Aim of the exercise
Can you recast the records below as a Markdown table with the columns Row and Entry, starting with the line that contains "data-point xyxy=(571,361,578,368)" and going on through the line that contains "data-point xyxy=(221,354,228,361)", both included, with blank lines left out?

Input rows
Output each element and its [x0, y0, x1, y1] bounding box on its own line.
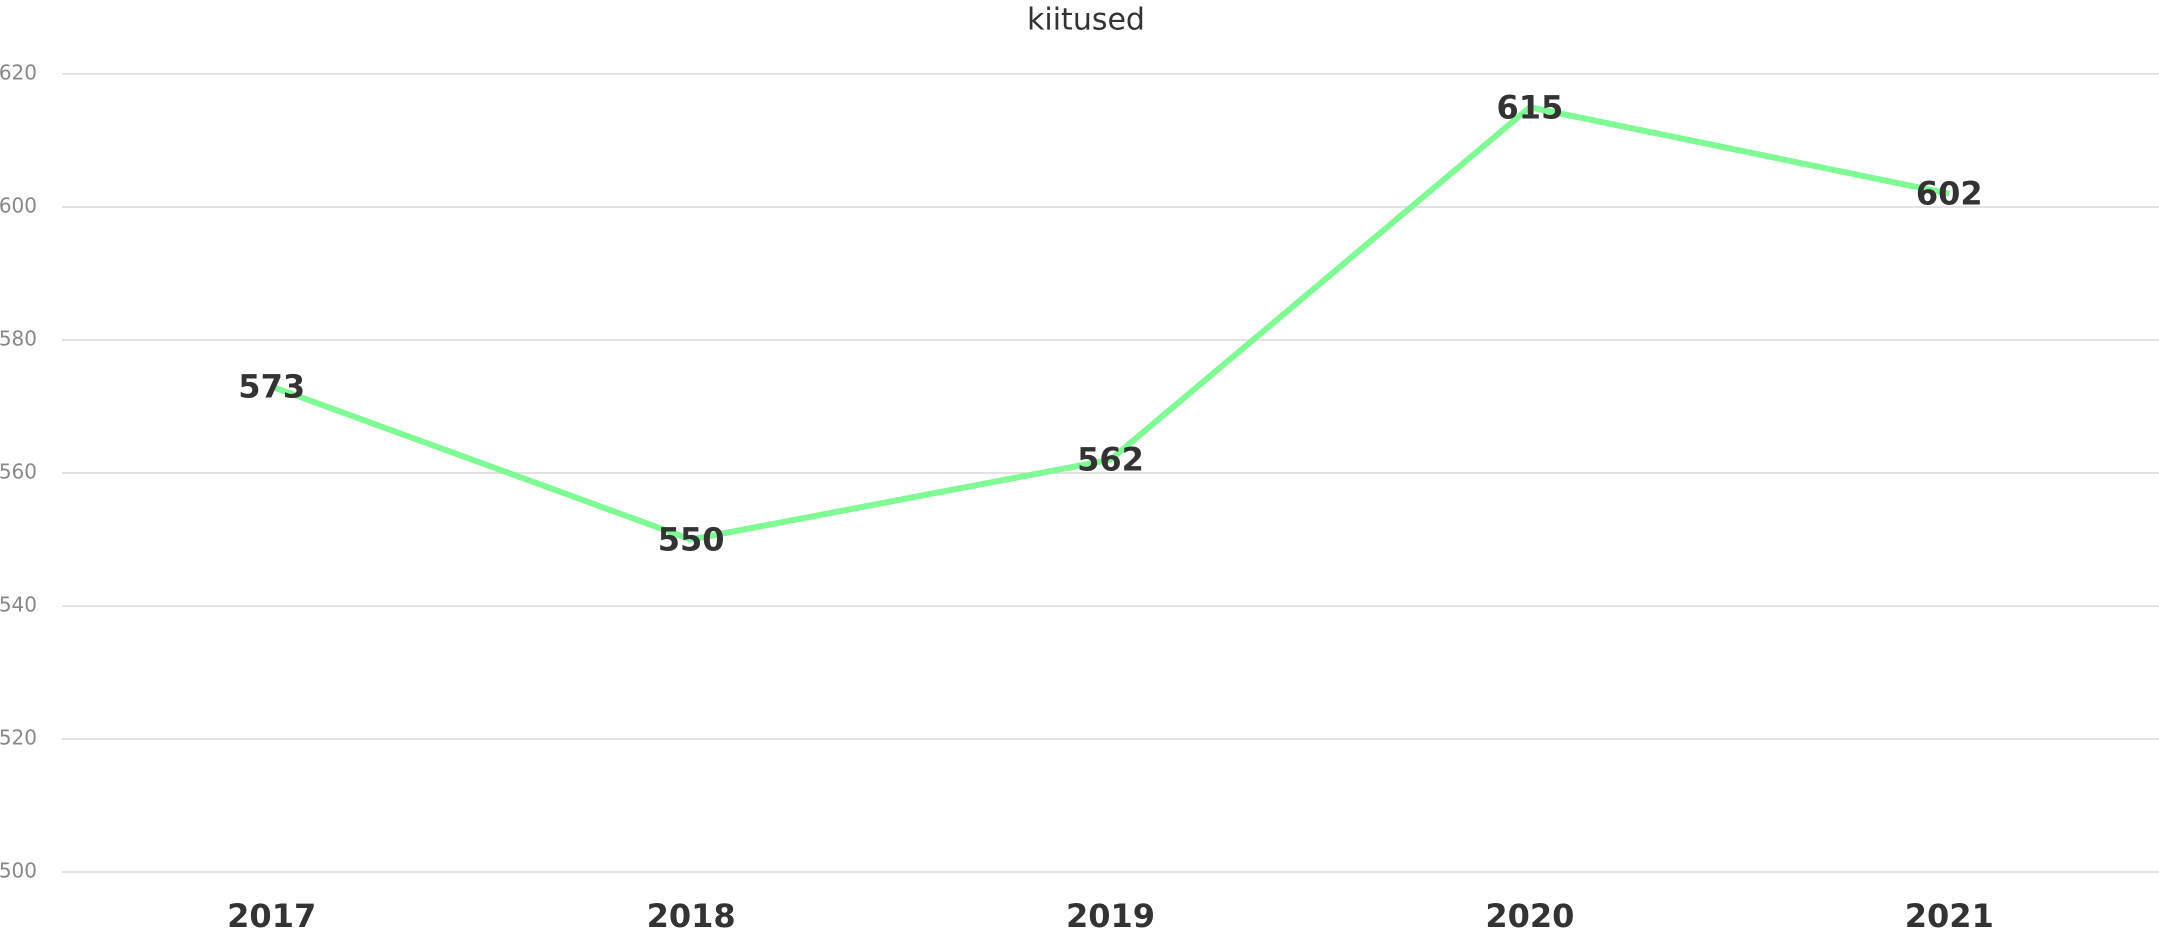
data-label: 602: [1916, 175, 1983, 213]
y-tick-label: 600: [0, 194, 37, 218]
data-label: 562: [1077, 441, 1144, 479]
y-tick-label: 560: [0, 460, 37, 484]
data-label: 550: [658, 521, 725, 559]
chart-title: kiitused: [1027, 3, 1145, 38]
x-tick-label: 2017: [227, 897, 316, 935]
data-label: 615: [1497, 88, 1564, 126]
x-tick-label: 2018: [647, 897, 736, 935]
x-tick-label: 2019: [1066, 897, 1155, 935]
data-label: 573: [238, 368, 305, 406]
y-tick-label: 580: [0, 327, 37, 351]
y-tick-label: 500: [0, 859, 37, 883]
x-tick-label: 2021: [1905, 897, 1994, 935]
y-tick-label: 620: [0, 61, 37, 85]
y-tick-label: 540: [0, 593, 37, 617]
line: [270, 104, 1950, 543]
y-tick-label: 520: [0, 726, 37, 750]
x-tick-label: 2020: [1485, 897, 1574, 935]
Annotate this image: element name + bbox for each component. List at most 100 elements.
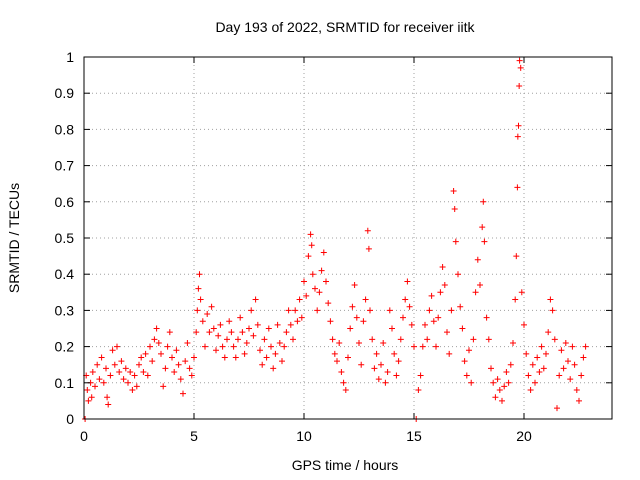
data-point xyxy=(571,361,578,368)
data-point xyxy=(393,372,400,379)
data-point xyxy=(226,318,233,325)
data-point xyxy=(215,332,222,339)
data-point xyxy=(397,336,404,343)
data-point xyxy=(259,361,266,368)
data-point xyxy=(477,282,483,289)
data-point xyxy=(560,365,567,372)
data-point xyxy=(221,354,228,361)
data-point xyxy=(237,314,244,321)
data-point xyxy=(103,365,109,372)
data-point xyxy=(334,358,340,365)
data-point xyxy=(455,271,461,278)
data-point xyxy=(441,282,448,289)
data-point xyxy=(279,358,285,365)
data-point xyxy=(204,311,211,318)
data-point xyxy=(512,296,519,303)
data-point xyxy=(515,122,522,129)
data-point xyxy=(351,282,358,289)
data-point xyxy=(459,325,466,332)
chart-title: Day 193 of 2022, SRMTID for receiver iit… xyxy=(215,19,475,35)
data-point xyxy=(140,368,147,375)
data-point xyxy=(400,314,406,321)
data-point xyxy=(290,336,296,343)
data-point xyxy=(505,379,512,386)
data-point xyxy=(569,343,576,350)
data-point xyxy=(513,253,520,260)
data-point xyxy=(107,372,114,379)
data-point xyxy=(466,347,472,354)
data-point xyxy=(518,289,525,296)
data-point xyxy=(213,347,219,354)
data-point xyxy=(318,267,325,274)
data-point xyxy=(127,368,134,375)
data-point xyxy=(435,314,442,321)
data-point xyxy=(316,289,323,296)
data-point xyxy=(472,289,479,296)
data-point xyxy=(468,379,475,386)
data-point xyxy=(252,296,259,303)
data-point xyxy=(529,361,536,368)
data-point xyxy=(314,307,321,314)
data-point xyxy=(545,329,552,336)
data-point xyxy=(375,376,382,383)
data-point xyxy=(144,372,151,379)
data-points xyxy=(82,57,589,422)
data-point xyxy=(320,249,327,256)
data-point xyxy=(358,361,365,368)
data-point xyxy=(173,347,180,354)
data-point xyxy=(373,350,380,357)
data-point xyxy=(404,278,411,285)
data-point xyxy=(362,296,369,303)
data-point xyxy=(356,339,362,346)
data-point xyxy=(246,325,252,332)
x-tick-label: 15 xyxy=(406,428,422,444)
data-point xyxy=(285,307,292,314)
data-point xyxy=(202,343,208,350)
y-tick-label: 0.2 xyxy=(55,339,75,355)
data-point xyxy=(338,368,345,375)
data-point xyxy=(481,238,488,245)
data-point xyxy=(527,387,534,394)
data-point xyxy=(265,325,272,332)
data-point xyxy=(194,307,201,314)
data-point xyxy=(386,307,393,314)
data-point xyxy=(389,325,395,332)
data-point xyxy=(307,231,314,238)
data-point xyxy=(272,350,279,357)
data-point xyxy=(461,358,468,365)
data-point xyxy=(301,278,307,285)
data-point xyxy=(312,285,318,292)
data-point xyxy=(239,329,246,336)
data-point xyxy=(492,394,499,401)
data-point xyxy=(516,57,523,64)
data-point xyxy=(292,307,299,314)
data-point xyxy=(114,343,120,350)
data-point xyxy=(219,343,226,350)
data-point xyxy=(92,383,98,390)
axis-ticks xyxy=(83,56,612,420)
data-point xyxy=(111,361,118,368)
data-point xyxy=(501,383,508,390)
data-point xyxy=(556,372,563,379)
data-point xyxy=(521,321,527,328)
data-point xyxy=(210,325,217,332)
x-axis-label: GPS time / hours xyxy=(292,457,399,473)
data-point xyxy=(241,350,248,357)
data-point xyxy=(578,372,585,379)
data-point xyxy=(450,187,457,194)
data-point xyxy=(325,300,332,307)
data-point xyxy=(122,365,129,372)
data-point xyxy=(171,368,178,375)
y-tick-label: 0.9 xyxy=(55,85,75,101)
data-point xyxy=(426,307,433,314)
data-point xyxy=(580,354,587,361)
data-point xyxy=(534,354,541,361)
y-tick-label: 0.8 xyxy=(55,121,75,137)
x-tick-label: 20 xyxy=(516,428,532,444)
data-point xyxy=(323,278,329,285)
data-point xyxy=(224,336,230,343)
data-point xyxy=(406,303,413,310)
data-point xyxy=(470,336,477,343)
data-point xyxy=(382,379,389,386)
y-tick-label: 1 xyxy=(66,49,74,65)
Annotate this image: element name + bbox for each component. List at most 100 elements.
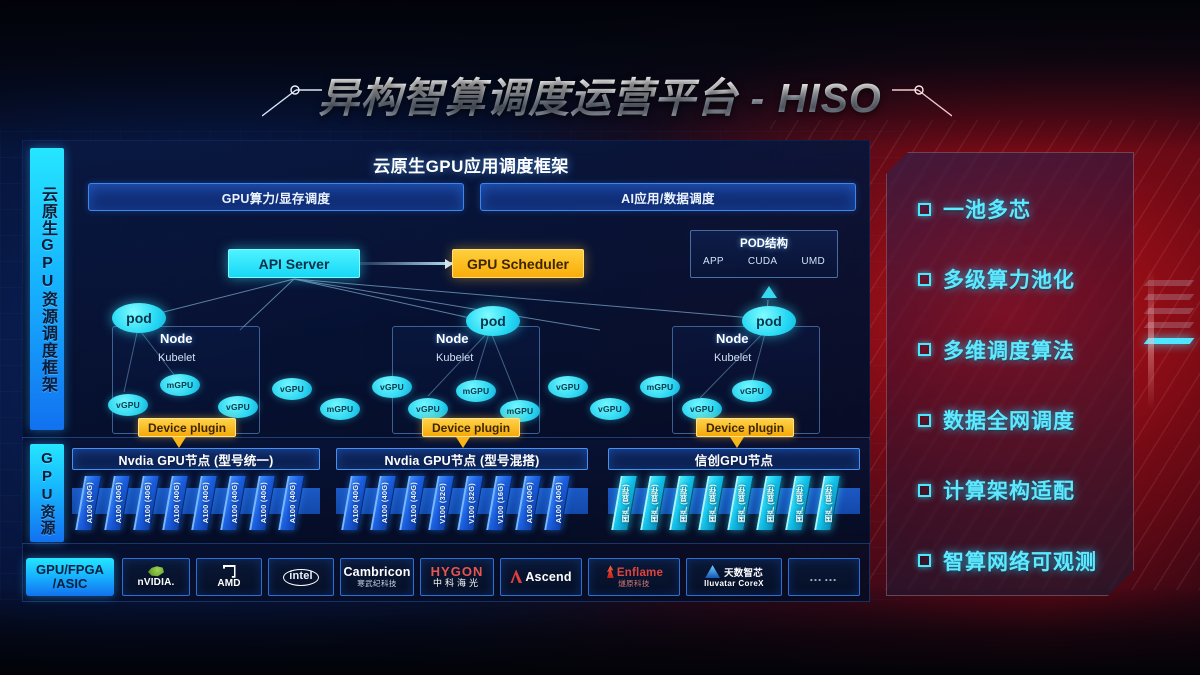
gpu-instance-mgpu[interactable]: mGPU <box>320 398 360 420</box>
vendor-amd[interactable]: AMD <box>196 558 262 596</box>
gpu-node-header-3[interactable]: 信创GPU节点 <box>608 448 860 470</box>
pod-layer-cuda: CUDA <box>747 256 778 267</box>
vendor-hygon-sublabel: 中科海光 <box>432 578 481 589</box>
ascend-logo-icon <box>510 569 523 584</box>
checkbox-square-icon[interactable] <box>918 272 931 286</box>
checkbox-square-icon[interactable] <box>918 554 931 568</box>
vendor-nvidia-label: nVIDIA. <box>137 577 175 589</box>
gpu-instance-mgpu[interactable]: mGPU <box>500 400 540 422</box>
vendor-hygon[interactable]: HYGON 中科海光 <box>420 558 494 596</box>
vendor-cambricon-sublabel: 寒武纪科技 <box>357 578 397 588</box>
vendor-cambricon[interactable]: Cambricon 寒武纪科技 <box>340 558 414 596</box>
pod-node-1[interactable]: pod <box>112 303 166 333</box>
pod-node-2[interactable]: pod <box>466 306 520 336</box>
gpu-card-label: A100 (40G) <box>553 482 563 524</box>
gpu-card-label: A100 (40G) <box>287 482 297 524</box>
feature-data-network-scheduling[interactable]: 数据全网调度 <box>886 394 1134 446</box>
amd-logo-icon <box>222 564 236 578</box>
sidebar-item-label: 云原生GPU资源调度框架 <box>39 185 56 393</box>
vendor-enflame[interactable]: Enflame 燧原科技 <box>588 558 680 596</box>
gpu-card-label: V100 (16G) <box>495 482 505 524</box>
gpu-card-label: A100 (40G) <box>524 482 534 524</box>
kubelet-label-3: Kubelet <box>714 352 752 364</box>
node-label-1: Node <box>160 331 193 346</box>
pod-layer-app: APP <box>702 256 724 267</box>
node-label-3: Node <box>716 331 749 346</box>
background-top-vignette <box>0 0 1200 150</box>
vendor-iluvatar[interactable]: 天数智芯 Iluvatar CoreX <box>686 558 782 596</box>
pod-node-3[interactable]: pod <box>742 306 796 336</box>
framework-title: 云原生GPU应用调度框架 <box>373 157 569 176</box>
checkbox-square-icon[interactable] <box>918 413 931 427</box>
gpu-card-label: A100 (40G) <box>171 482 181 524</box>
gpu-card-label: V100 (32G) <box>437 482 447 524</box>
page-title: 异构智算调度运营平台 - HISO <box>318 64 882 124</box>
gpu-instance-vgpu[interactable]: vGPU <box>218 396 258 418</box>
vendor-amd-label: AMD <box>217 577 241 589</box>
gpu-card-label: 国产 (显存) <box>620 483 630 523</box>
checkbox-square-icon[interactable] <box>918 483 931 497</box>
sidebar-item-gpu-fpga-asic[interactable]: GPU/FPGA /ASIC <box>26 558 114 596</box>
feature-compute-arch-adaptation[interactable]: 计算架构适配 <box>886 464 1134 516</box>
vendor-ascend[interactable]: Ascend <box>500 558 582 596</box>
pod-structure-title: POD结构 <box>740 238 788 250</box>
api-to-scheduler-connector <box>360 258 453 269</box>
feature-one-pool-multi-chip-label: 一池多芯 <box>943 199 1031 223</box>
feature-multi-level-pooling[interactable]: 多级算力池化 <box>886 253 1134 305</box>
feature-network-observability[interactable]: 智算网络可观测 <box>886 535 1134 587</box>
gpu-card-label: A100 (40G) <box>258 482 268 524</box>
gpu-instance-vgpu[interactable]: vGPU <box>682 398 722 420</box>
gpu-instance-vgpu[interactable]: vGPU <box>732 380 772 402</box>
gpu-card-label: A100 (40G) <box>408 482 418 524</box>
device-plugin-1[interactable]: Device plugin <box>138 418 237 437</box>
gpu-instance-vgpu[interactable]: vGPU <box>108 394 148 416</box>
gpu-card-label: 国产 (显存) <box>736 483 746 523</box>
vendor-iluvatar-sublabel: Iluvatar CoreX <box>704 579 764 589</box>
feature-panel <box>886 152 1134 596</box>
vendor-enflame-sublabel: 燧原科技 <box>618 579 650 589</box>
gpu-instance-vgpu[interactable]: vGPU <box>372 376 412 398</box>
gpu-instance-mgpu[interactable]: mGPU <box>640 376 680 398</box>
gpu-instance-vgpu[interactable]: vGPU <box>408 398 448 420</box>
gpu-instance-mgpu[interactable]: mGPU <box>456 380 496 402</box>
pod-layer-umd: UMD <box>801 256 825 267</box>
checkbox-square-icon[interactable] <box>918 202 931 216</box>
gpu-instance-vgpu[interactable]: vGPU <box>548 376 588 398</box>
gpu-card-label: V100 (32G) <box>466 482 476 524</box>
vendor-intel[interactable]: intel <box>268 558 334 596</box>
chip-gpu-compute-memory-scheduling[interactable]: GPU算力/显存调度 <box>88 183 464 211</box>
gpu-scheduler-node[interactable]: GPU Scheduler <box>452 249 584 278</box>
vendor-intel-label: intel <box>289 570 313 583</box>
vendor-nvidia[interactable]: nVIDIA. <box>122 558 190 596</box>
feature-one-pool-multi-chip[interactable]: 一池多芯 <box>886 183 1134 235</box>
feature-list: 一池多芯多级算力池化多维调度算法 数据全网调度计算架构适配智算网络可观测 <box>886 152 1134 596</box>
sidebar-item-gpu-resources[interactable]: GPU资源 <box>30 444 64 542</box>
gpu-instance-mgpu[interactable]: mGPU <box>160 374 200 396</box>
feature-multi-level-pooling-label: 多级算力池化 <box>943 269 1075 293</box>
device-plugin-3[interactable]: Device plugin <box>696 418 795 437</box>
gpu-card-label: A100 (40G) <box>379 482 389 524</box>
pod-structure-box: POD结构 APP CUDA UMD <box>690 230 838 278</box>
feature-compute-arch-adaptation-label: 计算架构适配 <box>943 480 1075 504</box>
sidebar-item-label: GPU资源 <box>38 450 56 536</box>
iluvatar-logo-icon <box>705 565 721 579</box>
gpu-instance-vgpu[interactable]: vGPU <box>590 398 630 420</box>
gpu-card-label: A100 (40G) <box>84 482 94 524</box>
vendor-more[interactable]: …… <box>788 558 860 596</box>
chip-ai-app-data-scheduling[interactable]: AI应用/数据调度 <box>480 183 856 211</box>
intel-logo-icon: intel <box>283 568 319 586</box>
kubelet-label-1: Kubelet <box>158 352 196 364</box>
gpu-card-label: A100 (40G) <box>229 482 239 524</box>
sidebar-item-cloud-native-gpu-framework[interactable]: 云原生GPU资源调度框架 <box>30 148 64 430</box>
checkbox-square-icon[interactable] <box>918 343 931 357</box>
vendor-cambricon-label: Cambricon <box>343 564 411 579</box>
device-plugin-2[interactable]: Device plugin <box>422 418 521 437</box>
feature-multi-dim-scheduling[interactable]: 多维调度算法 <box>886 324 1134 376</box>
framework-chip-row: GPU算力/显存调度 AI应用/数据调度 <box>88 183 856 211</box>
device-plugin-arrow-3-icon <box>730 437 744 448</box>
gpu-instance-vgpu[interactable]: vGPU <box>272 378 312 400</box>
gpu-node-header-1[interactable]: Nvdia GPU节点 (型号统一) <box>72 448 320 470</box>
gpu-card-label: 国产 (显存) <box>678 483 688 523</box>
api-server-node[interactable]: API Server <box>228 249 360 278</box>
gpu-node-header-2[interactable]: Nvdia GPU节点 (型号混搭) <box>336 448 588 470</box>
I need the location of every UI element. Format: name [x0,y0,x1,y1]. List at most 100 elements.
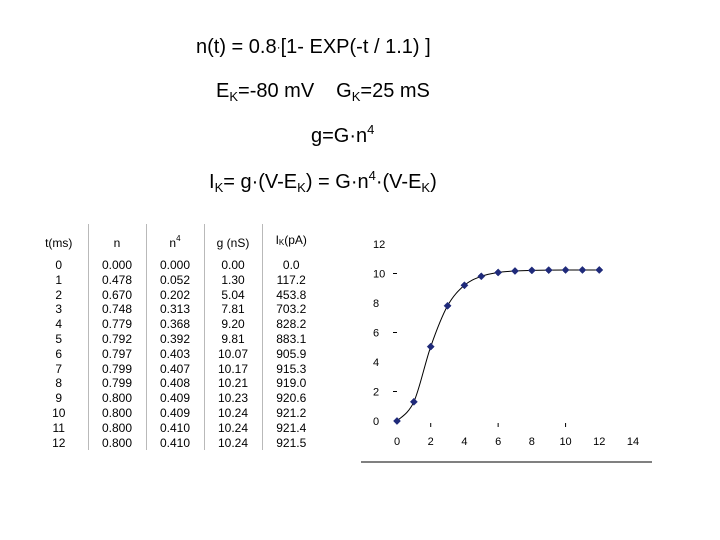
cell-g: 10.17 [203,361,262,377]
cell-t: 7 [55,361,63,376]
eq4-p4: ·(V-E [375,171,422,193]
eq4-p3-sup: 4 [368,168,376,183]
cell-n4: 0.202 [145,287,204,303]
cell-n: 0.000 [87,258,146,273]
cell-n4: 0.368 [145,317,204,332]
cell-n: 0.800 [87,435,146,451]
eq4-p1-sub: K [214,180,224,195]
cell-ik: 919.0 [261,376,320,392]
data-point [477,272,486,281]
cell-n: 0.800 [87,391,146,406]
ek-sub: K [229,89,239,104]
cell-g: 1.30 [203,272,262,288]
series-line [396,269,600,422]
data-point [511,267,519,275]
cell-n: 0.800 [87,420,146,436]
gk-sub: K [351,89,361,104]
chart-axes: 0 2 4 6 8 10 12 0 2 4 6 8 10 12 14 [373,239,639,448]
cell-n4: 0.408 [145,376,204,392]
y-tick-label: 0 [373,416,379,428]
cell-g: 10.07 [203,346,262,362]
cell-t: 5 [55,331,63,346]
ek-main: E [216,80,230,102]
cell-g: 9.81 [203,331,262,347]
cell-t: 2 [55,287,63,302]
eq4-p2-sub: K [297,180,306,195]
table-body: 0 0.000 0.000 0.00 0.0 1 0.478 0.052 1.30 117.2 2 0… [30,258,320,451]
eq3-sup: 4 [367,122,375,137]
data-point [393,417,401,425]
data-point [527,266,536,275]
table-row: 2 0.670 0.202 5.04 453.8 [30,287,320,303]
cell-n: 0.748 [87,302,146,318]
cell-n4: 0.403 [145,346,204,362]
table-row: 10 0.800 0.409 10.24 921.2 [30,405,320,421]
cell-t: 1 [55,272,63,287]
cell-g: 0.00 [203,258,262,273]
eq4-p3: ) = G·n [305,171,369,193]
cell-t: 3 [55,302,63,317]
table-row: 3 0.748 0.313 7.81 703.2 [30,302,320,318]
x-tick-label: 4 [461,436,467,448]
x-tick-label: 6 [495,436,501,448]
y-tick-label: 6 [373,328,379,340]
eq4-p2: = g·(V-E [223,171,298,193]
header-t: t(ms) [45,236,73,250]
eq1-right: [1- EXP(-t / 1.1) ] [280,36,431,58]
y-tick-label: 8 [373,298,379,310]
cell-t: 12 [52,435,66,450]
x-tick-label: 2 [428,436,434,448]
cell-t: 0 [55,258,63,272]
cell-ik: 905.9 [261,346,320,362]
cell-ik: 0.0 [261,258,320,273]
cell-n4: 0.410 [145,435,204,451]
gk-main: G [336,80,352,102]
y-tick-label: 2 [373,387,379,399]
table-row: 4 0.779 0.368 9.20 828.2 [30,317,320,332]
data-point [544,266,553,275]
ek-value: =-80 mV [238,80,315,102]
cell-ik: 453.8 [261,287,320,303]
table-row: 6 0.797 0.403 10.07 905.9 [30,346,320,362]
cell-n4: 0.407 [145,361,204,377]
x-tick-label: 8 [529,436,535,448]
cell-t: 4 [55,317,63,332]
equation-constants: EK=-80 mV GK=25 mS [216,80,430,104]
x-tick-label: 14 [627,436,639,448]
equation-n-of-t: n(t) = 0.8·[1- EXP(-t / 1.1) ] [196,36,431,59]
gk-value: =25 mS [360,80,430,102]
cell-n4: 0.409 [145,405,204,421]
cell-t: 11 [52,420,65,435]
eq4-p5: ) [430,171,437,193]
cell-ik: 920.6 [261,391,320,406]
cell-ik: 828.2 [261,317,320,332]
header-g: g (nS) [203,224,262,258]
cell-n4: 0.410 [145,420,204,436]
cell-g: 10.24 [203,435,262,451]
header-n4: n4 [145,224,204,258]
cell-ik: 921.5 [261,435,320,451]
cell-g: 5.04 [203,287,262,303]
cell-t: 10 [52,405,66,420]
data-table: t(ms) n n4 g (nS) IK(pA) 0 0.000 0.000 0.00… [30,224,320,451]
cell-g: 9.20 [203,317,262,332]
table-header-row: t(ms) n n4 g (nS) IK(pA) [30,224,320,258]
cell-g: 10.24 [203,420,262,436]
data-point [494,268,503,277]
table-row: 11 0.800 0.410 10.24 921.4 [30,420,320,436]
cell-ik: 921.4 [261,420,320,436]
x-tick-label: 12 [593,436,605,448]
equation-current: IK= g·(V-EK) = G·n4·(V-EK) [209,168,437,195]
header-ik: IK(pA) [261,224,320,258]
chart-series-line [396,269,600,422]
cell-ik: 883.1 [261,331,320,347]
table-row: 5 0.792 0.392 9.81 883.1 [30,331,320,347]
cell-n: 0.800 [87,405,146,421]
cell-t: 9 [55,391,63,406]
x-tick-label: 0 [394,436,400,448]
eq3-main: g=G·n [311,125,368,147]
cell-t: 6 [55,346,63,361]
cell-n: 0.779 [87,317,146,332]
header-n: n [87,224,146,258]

Output of the task
| Row | Entry |
|---|---|
| 1 | data-point xyxy=(571,361,578,368) |
| 2 | data-point xyxy=(393,372,400,379) |
| 3 | data-point xyxy=(226,318,233,325) |
| 4 | data-point xyxy=(215,332,222,339) |
| 5 | data-point xyxy=(397,336,404,343) |
| 6 | data-point xyxy=(259,361,266,368) |
| 7 | data-point xyxy=(477,282,483,289) |
| 8 | data-point xyxy=(560,365,567,372) |
| 9 | data-point xyxy=(221,354,228,361) |